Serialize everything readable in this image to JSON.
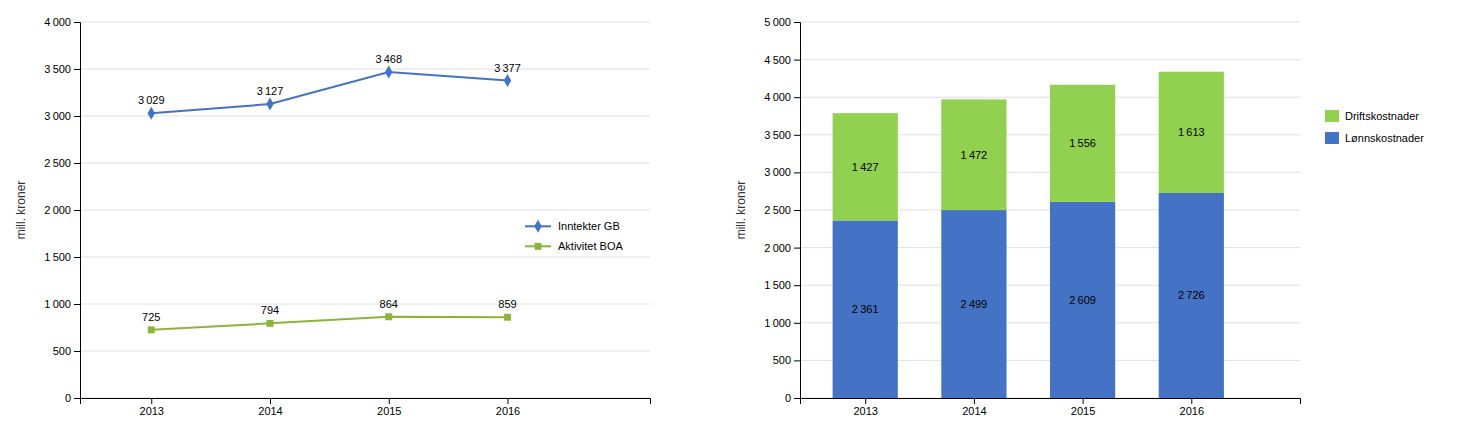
{
  "chart_data": [
    {
      "type": "line",
      "x": [
        2013,
        2014,
        2015,
        2016
      ],
      "xlim": [
        2012.4,
        2017.2
      ],
      "xticks": [
        2013,
        2014,
        2015,
        2016
      ],
      "ylabel": "mill. kroner",
      "ylim": [
        0,
        4000
      ],
      "yticks": [
        0,
        500,
        {
          "value": 1000,
          "label": "1 000"
        },
        {
          "value": 1500,
          "label": "1 500"
        },
        {
          "value": 2000,
          "label": "2 000"
        },
        {
          "value": 2500,
          "label": "2 500"
        },
        {
          "value": 3000,
          "label": "3 000"
        },
        {
          "value": 3500,
          "label": "3 500"
        },
        {
          "value": 4000,
          "label": "4 000"
        }
      ],
      "grid": true,
      "legend": "right",
      "data_labels": true,
      "series": [
        {
          "name": "Inntekter GB",
          "color": "#4472C4",
          "marker": "diamond",
          "values": [
            3029,
            3127,
            3468,
            3377
          ],
          "value_labels": [
            "3 029",
            "3 127",
            "3 468",
            "3 377"
          ]
        },
        {
          "name": "Aktivitet BOA",
          "color": "#8DB43A",
          "marker": "square",
          "values": [
            725,
            794,
            864,
            859
          ],
          "value_labels": [
            "725",
            "794",
            "864",
            "859"
          ]
        }
      ]
    },
    {
      "type": "bar",
      "stacked": true,
      "x": [
        2013,
        2014,
        2015,
        2016
      ],
      "xlim": [
        2012.4,
        2017.0
      ],
      "xticks": [
        2013,
        2014,
        2015,
        2016
      ],
      "ylabel": "mill. kroner",
      "ylim": [
        0,
        5000
      ],
      "yticks": [
        0,
        500,
        {
          "value": 1000,
          "label": "1 000"
        },
        {
          "value": 1500,
          "label": "1 500"
        },
        {
          "value": 2000,
          "label": "2 000"
        },
        {
          "value": 2500,
          "label": "2 500"
        },
        {
          "value": 3000,
          "label": "3 000"
        },
        {
          "value": 3500,
          "label": "3 500"
        },
        {
          "value": 4000,
          "label": "4 000"
        },
        {
          "value": 4500,
          "label": "4 500"
        },
        {
          "value": 5000,
          "label": "5 000"
        }
      ],
      "grid": true,
      "legend": "right",
      "data_labels": true,
      "series": [
        {
          "name": "Lønnskostnader",
          "color": "#4472C4",
          "values": [
            2361,
            2499,
            2609,
            2726
          ],
          "value_labels": [
            "2 361",
            "2 499",
            "2 609",
            "2 726"
          ]
        },
        {
          "name": "Driftskostnader",
          "color": "#92D050",
          "values": [
            1427,
            1472,
            1556,
            1613
          ],
          "value_labels": [
            "1 427",
            "1 472",
            "1 556",
            "1 613"
          ]
        }
      ]
    }
  ]
}
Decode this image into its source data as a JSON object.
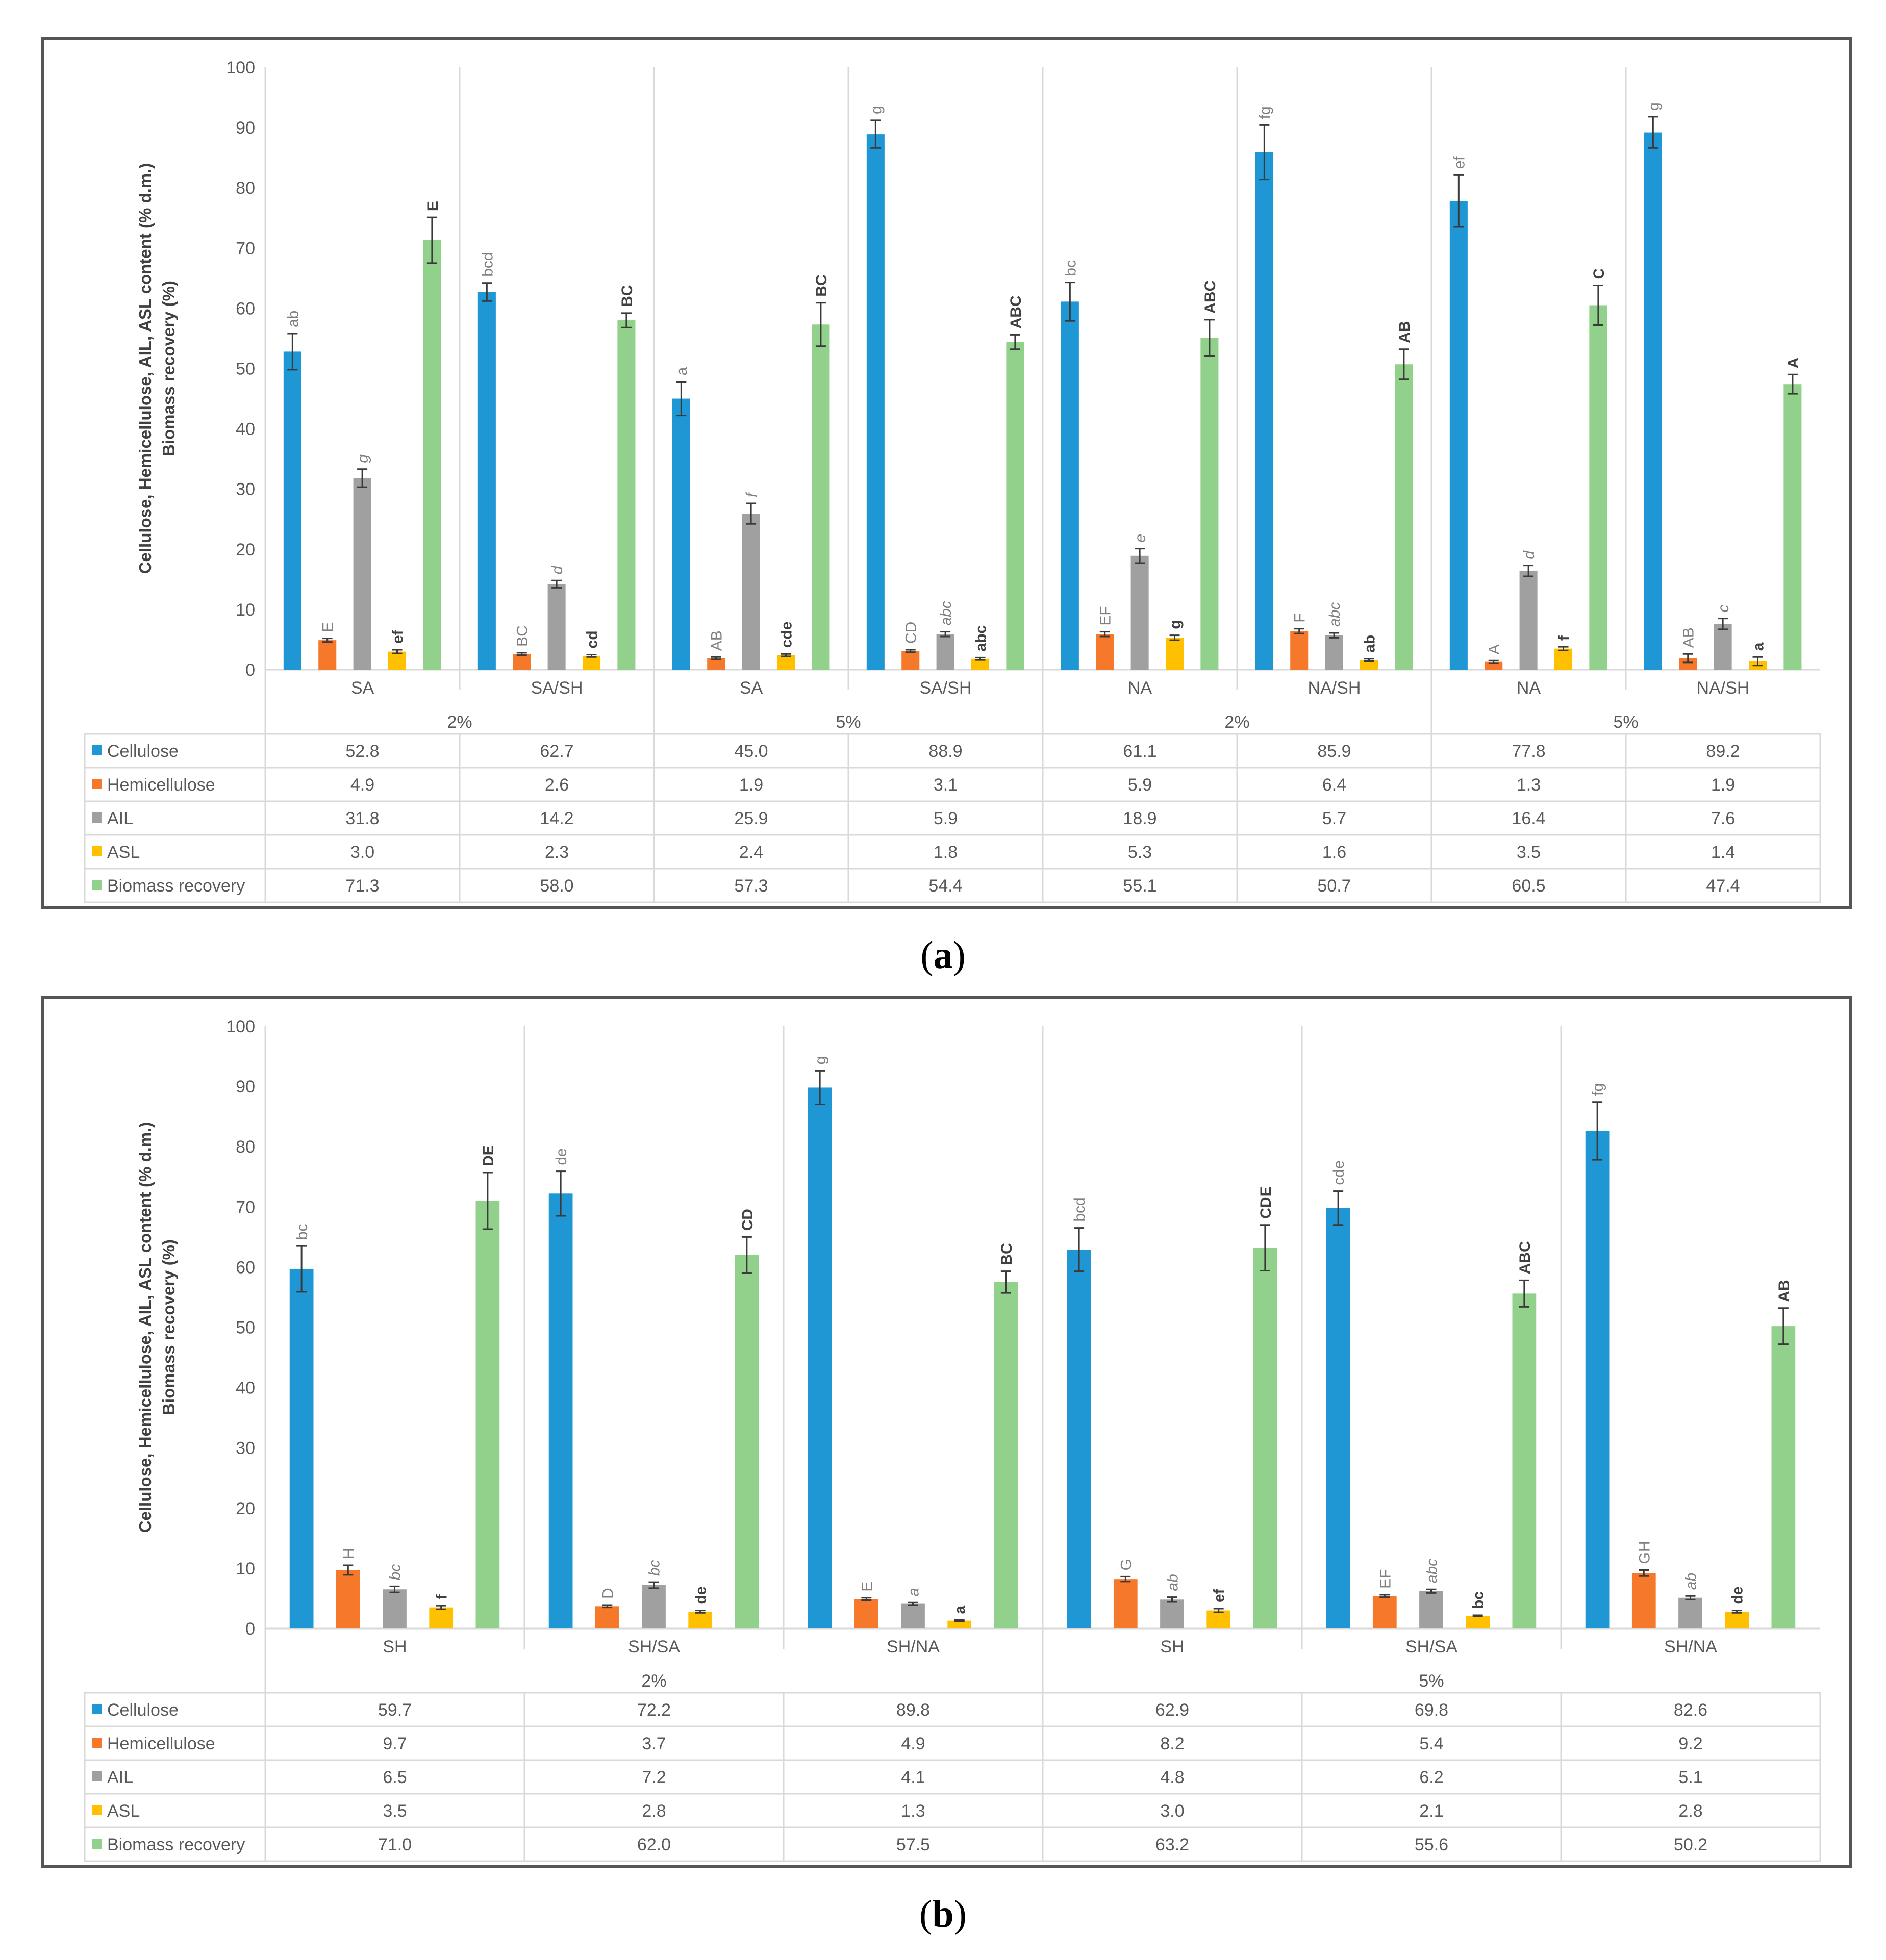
{
  "colors": {
    "Cellulose": "#1f97d4",
    "Hemicellulose": "#f6792b",
    "AIL": "#a0a0a0",
    "ASL": "#ffc000",
    "Biomass recovery": "#92d18b"
  },
  "captions": {
    "a_label": "a",
    "b_label": "b",
    "open": "(",
    "close": ")"
  },
  "chart_data": [
    {
      "id": "a",
      "type": "bar",
      "ylabel_line1": "Cellulose, Hemicellulose, AIL, ASL content (% d.m.)",
      "ylabel_line2": "Biomass recovery (%)",
      "ylim": [
        0,
        100
      ],
      "yticks": [
        "0",
        "10",
        "20",
        "30",
        "40",
        "50",
        "60",
        "70",
        "80",
        "90",
        "100"
      ],
      "categories": [
        "SA",
        "SA/SH",
        "SA",
        "SA/SH",
        "NA",
        "NA/SH",
        "NA",
        "NA/SH"
      ],
      "groups": [
        {
          "label": "2%",
          "span": [
            0,
            1
          ]
        },
        {
          "label": "5%",
          "span": [
            2,
            3
          ]
        },
        {
          "label": "2%",
          "span": [
            4,
            5
          ]
        },
        {
          "label": "5%",
          "span": [
            6,
            7
          ]
        }
      ],
      "series": [
        {
          "name": "Cellulose",
          "values": [
            52.8,
            62.7,
            45.0,
            88.9,
            61.1,
            85.9,
            77.8,
            89.2
          ],
          "display": [
            "52.8",
            "62.7",
            "45.0",
            "88.9",
            "61.1",
            "85.9",
            "77.8",
            "89.2"
          ],
          "errors": [
            3.0,
            1.5,
            2.8,
            2.3,
            3.2,
            4.5,
            4.3,
            2.6
          ],
          "letters": [
            "ab",
            "bcd",
            "a",
            "g",
            "bc",
            "fg",
            "ef",
            "g"
          ],
          "letter_style": "normal"
        },
        {
          "name": "Hemicellulose",
          "values": [
            4.9,
            2.6,
            1.9,
            3.1,
            5.9,
            6.4,
            1.3,
            1.9
          ],
          "display": [
            "4.9",
            "2.6",
            "1.9",
            "3.1",
            "5.9",
            "6.4",
            "1.3",
            "1.9"
          ],
          "errors": [
            0.3,
            0.2,
            0.2,
            0.2,
            0.4,
            0.4,
            0.2,
            0.7
          ],
          "letters": [
            "E",
            "BC",
            "AB",
            "CD",
            "EF",
            "F",
            "A",
            "AB"
          ],
          "letter_style": "normal"
        },
        {
          "name": "AIL",
          "values": [
            31.8,
            14.2,
            25.9,
            5.9,
            18.9,
            5.7,
            16.4,
            7.6
          ],
          "display": [
            "31.8",
            "14.2",
            "25.9",
            "5.9",
            "18.9",
            "5.7",
            "16.4",
            "7.6"
          ],
          "errors": [
            1.5,
            0.6,
            1.7,
            0.4,
            1.2,
            0.4,
            0.9,
            0.9
          ],
          "letters": [
            "g",
            "d",
            "f",
            "abc",
            "e",
            "abc",
            "d",
            "c"
          ],
          "letter_style": "italic"
        },
        {
          "name": "ASL",
          "values": [
            3.0,
            2.3,
            2.4,
            1.8,
            5.3,
            1.6,
            3.5,
            1.4
          ],
          "display": [
            "3.0",
            "2.3",
            "2.4",
            "1.8",
            "5.3",
            "1.6",
            "3.5",
            "1.4"
          ],
          "errors": [
            0.3,
            0.2,
            0.2,
            0.2,
            0.4,
            0.2,
            0.3,
            0.7
          ],
          "letters": [
            "ef",
            "cd",
            "cde",
            "abc",
            "g",
            "ab",
            "f",
            "a"
          ],
          "letter_style": "bold"
        },
        {
          "name": "Biomass recovery",
          "values": [
            71.3,
            58.0,
            57.3,
            54.4,
            55.1,
            50.7,
            60.5,
            47.4
          ],
          "display": [
            "71.3",
            "58.0",
            "57.3",
            "54.4",
            "55.1",
            "50.7",
            "60.5",
            "47.4"
          ],
          "errors": [
            3.8,
            1.2,
            3.6,
            1.2,
            3.0,
            2.5,
            3.3,
            1.6
          ],
          "letters": [
            "E",
            "BC",
            "BC",
            "ABC",
            "ABC",
            "AB",
            "C",
            "A"
          ],
          "letter_style": "bold"
        }
      ]
    },
    {
      "id": "b",
      "type": "bar",
      "ylabel_line1": "Cellulose, Hemicellulose, AIL, ASL content (% d.m.)",
      "ylabel_line2": "Biomass recovery (%)",
      "ylim": [
        0,
        100
      ],
      "yticks": [
        "0",
        "10",
        "20",
        "30",
        "40",
        "50",
        "60",
        "70",
        "80",
        "90",
        "100"
      ],
      "categories": [
        "SH",
        "SH/SA",
        "SH/NA",
        "SH",
        "SH/SA",
        "SH/NA"
      ],
      "groups": [
        {
          "label": "2%",
          "span": [
            0,
            2
          ]
        },
        {
          "label": "5%",
          "span": [
            3,
            5
          ]
        }
      ],
      "series": [
        {
          "name": "Cellulose",
          "values": [
            59.7,
            72.2,
            89.8,
            62.9,
            69.8,
            82.6
          ],
          "display": [
            "59.7",
            "72.2",
            "89.8",
            "62.9",
            "69.8",
            "82.6"
          ],
          "errors": [
            3.8,
            3.7,
            2.8,
            3.6,
            2.8,
            4.8
          ],
          "letters": [
            "bc",
            "de",
            "g",
            "bcd",
            "cde",
            "fg"
          ],
          "letter_style": "normal"
        },
        {
          "name": "Hemicellulose",
          "values": [
            9.7,
            3.7,
            4.9,
            8.2,
            5.4,
            9.2
          ],
          "display": [
            "9.7",
            "3.7",
            "4.9",
            "8.2",
            "5.4",
            "9.2"
          ],
          "errors": [
            0.8,
            0.2,
            0.2,
            0.4,
            0.2,
            0.5
          ],
          "letters": [
            "H",
            "D",
            "E",
            "G",
            "EF",
            "GH"
          ],
          "letter_style": "normal"
        },
        {
          "name": "AIL",
          "values": [
            6.5,
            7.2,
            4.1,
            4.8,
            6.2,
            5.1
          ],
          "display": [
            "6.5",
            "7.2",
            "4.1",
            "4.8",
            "6.2",
            "5.1"
          ],
          "errors": [
            0.5,
            0.5,
            0.2,
            0.4,
            0.3,
            0.3
          ],
          "letters": [
            "bc",
            "bc",
            "a",
            "ab",
            "abc",
            "ab"
          ],
          "letter_style": "italic"
        },
        {
          "name": "ASL",
          "values": [
            3.5,
            2.8,
            1.3,
            3.0,
            2.1,
            2.8
          ],
          "display": [
            "3.5",
            "2.8",
            "1.3",
            "3.0",
            "2.1",
            "2.8"
          ],
          "errors": [
            0.3,
            0.2,
            0.1,
            0.3,
            0.1,
            0.2
          ],
          "letters": [
            "f",
            "de",
            "a",
            "ef",
            "bc",
            "de"
          ],
          "letter_style": "bold"
        },
        {
          "name": "Biomass recovery",
          "values": [
            71.0,
            62.0,
            57.5,
            63.2,
            55.6,
            50.2
          ],
          "display": [
            "71.0",
            "62.0",
            "57.5",
            "63.2",
            "55.6",
            "50.2"
          ],
          "errors": [
            4.7,
            3.0,
            1.8,
            3.8,
            2.2,
            3.0
          ],
          "letters": [
            "DE",
            "CD",
            "BC",
            "CDE",
            "ABC",
            "AB"
          ],
          "letter_style": "bold"
        }
      ]
    }
  ]
}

- [OBJECTIVE]
List every line above containing the word "this".

- [OUTPUT OF THE EXERCISE]
Serialize everything readable in this image to JSON.
Decode this image into its source data as a JSON object.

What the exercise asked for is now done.